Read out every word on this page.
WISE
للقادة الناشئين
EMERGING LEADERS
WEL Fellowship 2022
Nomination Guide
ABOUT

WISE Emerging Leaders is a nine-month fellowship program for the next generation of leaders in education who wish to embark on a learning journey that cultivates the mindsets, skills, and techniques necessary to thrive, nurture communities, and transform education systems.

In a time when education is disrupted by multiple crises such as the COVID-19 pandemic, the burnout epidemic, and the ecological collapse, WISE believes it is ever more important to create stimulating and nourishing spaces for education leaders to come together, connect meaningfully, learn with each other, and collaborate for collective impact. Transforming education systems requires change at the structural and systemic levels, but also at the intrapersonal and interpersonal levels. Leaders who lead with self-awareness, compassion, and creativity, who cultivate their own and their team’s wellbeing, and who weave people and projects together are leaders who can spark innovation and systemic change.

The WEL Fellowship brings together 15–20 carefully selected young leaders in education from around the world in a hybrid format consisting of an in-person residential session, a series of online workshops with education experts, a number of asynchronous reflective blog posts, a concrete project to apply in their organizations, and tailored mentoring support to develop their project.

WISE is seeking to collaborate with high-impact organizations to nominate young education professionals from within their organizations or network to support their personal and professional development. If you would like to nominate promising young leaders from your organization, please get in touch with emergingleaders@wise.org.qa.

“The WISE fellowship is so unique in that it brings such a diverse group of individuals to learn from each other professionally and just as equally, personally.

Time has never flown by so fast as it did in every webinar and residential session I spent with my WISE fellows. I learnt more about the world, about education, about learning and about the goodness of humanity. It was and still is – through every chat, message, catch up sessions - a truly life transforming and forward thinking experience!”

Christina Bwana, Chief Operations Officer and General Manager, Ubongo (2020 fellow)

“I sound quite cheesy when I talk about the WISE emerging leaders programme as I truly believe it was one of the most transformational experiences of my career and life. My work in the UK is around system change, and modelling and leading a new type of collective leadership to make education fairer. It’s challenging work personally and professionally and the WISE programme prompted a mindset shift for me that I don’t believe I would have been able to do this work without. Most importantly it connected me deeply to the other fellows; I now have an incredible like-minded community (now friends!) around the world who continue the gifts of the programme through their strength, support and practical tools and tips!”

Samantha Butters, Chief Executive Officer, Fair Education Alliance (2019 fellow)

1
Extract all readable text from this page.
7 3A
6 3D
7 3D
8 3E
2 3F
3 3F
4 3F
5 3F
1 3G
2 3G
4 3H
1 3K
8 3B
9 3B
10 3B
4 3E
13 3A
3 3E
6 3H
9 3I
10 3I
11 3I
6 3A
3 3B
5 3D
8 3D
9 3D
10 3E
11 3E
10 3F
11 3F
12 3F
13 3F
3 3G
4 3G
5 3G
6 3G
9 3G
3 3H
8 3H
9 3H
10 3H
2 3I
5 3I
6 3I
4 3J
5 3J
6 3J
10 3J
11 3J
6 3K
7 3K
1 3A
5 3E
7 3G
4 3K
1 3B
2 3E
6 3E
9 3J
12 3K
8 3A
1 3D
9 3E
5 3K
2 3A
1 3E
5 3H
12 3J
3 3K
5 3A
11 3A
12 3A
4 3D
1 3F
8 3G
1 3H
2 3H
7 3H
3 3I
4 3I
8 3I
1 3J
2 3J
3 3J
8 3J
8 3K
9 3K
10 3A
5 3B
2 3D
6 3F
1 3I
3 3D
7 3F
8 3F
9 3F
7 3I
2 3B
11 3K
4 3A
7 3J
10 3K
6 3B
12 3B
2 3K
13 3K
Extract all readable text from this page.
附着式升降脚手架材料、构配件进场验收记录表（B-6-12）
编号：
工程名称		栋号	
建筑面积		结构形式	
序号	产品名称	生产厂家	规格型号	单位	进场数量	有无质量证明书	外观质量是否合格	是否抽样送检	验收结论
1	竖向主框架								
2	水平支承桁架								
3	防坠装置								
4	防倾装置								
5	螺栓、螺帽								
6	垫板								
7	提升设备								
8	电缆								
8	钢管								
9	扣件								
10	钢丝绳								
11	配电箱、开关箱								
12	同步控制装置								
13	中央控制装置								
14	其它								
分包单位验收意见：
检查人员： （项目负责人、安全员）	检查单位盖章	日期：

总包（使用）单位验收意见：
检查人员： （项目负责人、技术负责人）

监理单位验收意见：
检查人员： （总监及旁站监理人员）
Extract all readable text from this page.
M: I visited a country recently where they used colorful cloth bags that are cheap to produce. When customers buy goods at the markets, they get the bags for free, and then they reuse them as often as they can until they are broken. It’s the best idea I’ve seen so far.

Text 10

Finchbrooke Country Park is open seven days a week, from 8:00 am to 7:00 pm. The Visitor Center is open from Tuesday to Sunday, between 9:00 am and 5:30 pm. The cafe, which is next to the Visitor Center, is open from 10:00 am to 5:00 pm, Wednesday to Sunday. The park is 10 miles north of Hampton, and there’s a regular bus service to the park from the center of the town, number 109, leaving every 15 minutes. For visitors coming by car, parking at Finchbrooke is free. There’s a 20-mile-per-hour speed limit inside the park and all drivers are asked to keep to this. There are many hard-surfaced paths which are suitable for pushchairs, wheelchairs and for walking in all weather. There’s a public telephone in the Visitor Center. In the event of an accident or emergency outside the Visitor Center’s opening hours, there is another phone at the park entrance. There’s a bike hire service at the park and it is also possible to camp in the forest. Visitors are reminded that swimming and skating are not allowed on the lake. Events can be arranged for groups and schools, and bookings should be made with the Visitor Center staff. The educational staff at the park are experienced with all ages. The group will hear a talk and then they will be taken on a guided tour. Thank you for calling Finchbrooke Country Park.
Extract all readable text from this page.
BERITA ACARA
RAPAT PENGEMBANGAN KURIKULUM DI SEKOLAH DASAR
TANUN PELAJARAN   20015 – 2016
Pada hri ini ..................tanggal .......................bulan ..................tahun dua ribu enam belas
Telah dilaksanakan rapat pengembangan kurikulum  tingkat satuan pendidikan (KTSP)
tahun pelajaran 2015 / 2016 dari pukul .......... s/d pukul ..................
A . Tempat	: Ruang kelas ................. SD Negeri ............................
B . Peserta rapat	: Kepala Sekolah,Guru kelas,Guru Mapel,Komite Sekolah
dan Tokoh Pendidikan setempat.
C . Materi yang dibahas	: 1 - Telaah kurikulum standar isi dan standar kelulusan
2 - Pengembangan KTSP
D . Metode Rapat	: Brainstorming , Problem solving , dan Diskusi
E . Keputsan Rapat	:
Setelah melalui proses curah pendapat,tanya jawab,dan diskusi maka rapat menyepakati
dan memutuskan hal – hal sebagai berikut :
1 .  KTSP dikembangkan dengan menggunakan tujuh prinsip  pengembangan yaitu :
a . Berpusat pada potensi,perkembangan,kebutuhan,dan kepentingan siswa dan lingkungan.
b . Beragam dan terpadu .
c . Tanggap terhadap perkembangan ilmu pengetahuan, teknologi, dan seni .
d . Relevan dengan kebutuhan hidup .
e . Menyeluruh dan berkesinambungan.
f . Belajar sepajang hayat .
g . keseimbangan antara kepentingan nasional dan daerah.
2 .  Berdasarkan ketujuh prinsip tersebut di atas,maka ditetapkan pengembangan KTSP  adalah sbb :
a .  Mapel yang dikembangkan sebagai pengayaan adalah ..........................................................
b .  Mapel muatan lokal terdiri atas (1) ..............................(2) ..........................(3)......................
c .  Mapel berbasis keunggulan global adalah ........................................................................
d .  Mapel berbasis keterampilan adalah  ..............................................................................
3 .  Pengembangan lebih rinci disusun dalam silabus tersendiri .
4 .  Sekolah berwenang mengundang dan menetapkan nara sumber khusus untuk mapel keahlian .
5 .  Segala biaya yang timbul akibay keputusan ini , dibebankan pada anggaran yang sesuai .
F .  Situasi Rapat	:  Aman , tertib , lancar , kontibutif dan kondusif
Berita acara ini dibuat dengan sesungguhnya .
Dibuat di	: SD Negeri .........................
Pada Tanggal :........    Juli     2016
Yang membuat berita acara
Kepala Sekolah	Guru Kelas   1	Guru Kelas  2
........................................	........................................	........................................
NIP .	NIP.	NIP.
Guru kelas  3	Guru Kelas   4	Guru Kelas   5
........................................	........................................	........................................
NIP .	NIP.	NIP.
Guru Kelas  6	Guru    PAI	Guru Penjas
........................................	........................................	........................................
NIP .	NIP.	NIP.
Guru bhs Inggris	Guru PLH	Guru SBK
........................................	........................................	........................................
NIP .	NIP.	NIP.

*YOUR INSTRUCTIONS*
Pull out each line of the entries that contains "berbasis".

*RESPONSE*
c .  Mapel berbasis keunggulan global adalah ........................................................................
d .  Mapel berbasis keterampilan adalah  ..............................................................................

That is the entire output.